• _Exercise details_:
Copy each line in the data that includes the word "flag".
>> Begin
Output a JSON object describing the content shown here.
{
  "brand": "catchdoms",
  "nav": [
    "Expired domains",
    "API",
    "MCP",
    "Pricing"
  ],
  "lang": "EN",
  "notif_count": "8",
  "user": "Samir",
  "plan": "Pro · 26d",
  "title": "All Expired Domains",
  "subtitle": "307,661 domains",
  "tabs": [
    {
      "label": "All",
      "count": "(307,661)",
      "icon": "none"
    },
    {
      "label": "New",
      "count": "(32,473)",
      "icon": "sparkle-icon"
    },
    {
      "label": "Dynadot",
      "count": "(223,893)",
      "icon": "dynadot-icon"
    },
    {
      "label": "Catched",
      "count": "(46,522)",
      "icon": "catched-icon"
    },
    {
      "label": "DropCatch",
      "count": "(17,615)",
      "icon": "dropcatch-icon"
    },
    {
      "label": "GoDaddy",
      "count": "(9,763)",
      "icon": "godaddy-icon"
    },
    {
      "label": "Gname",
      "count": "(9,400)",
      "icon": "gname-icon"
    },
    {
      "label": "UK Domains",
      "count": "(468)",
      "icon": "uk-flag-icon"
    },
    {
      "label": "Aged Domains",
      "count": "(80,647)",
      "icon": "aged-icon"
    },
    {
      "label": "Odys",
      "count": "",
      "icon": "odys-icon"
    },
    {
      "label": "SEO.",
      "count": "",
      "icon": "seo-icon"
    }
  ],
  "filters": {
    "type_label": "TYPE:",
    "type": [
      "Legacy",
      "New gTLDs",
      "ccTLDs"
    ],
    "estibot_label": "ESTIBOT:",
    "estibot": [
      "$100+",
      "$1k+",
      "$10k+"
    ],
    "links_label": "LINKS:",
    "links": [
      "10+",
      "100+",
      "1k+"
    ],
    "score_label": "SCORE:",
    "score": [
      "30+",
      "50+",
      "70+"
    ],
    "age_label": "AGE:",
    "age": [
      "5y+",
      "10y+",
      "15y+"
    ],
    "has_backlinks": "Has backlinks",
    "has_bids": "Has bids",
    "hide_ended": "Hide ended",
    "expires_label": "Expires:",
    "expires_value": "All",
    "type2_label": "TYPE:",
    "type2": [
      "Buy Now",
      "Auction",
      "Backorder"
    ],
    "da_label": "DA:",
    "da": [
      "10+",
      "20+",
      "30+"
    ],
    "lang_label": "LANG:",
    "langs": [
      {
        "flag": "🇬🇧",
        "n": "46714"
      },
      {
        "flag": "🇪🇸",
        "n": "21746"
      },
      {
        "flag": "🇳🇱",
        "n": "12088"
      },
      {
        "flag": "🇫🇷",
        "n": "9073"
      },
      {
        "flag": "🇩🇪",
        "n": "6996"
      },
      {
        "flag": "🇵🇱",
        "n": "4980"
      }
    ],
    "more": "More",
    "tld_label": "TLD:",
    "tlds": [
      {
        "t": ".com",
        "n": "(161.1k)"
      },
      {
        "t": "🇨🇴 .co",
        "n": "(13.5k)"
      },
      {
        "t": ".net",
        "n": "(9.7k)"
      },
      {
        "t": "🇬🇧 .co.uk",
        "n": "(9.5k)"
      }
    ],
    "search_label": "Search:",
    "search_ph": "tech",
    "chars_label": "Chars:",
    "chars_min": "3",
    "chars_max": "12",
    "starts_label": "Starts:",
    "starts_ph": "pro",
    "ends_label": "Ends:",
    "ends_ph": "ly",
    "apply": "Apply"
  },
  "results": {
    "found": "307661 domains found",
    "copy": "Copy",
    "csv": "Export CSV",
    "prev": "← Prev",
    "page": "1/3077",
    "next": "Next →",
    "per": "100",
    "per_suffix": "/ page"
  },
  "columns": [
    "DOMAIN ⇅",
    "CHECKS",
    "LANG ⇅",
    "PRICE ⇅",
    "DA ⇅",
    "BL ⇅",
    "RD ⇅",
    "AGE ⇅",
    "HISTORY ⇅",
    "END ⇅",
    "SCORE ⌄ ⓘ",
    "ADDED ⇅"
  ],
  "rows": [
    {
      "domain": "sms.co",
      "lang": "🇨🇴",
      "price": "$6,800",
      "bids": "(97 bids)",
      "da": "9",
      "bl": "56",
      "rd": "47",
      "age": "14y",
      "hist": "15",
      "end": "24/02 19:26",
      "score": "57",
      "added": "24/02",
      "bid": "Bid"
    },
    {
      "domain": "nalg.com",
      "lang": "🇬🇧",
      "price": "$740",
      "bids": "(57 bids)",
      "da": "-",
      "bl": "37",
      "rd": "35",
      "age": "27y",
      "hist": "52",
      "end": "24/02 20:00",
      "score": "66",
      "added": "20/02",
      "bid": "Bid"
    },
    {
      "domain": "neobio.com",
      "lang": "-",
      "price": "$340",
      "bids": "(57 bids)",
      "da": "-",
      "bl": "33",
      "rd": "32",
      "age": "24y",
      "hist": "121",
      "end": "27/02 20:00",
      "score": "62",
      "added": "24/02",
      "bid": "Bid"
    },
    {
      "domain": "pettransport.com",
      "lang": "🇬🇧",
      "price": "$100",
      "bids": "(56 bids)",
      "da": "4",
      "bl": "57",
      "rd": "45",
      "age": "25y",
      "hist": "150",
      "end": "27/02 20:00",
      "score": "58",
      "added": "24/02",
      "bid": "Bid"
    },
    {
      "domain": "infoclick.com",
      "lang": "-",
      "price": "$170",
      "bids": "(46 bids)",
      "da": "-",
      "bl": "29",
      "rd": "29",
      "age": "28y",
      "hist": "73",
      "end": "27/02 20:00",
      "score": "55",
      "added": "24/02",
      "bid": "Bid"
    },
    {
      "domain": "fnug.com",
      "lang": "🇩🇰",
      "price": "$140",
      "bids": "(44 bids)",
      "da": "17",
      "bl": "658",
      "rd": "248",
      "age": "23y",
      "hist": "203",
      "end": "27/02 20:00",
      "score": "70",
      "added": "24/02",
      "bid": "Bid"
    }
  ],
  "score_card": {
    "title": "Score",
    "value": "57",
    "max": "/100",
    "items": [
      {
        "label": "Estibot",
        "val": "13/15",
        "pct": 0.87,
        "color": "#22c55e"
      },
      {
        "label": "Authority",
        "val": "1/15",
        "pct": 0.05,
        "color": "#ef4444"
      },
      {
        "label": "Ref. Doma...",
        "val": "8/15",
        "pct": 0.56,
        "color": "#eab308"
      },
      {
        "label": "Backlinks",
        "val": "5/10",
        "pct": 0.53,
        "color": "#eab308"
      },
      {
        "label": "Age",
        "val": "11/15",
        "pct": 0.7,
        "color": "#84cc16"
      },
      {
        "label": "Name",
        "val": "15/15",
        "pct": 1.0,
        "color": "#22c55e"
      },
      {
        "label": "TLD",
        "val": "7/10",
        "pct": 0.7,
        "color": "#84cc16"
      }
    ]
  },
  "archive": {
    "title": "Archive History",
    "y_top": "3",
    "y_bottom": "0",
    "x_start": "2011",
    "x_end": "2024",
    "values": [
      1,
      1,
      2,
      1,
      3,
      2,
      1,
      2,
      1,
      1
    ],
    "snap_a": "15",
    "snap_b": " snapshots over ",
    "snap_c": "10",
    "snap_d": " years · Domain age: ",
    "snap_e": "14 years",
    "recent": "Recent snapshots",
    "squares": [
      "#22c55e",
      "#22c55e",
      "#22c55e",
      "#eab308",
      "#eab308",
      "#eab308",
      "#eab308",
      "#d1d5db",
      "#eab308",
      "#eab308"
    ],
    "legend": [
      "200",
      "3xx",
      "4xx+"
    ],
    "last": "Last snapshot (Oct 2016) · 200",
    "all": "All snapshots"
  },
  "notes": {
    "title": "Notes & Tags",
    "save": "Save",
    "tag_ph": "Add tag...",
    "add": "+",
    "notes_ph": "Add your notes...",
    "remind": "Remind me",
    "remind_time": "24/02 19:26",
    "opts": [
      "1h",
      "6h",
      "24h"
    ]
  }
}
>> End
• _Result of this exercise_:
      "icon": "uk-flag-icon"
        "flag": "🇬🇧",
        "flag": "🇪🇸",
        "flag": "🇳🇱",
        "flag": "🇫🇷",
        "flag": "🇩🇪",
        "flag": "🇵🇱",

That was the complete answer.